* Data:
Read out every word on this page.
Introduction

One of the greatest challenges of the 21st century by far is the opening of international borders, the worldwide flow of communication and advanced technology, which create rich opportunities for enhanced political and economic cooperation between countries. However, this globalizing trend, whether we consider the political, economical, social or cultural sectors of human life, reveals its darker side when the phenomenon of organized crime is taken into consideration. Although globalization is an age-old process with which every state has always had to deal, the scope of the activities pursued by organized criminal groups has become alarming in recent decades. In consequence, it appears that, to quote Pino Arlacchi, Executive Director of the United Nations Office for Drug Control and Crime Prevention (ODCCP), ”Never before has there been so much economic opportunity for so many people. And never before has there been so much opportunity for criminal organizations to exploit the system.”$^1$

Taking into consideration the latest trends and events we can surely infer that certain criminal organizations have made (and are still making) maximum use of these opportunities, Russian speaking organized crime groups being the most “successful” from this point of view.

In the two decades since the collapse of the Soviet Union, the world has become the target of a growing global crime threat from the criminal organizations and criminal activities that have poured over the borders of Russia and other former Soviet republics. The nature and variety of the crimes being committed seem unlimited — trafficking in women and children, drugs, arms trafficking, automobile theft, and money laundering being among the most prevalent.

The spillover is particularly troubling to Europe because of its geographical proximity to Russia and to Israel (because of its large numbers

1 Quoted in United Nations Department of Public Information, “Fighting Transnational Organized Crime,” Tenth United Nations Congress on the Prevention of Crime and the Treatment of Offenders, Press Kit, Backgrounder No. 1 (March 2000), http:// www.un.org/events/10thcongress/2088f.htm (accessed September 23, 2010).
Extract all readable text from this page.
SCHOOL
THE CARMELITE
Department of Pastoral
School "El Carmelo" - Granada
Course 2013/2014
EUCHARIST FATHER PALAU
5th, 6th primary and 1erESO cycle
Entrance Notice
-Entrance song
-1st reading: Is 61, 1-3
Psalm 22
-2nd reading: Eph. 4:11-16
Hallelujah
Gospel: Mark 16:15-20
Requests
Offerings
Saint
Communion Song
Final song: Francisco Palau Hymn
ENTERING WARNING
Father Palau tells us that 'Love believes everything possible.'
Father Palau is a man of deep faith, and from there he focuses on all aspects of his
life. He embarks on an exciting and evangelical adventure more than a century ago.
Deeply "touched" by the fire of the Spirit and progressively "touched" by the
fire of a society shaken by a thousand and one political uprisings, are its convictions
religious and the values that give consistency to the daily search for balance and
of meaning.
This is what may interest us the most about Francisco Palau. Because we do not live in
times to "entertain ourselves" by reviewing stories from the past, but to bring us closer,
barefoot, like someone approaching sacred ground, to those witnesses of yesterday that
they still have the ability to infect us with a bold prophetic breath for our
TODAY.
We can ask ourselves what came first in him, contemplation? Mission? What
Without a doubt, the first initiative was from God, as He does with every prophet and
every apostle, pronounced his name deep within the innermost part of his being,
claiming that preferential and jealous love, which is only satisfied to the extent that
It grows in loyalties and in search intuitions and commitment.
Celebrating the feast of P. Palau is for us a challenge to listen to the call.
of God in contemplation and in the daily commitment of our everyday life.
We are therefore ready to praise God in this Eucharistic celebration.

* Aim:
Among the records above, find each line holding the string "search" and pull it out.

* Exercise output:
religious and the values that give consistency to the daily search for balance and
It grows in loyalties and in search intuitions and commitment.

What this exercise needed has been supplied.